__Work required__. Your task is to locate every line holding the string "MCMC" and to copy each of them.

__Information given__.
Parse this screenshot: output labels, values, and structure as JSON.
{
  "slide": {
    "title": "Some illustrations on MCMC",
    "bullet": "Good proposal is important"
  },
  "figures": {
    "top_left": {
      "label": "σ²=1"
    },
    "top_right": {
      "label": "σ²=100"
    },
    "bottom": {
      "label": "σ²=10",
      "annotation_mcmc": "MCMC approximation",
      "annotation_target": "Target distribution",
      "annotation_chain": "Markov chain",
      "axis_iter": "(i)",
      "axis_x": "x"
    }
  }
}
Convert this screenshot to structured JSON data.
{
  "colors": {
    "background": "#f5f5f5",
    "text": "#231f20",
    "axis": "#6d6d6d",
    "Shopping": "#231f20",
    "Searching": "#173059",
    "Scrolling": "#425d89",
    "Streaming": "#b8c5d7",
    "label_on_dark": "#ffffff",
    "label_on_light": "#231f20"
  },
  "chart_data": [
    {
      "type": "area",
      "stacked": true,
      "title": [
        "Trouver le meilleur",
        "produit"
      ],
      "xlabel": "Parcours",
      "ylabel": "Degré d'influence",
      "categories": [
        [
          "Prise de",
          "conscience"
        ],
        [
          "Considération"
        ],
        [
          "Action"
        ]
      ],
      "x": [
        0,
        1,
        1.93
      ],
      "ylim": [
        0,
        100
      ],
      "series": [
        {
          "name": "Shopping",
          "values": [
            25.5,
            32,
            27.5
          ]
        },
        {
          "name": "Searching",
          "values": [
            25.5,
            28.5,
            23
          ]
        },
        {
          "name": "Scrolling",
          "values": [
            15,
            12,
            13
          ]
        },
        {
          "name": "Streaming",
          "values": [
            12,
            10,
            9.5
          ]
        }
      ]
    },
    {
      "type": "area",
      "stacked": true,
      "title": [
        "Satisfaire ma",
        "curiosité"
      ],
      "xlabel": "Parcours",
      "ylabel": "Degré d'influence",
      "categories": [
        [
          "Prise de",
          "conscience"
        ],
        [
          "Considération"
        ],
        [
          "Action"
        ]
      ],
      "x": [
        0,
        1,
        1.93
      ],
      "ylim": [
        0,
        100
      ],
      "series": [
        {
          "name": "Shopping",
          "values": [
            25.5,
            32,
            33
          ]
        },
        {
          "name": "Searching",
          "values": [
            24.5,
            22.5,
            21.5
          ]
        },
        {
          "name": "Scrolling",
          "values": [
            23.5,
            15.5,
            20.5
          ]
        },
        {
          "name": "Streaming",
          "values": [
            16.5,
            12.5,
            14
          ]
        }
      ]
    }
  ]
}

__Written reply__.
    "title": "Some illustrations on MCMC",
      "annotation_mcmc": "MCMC approximation",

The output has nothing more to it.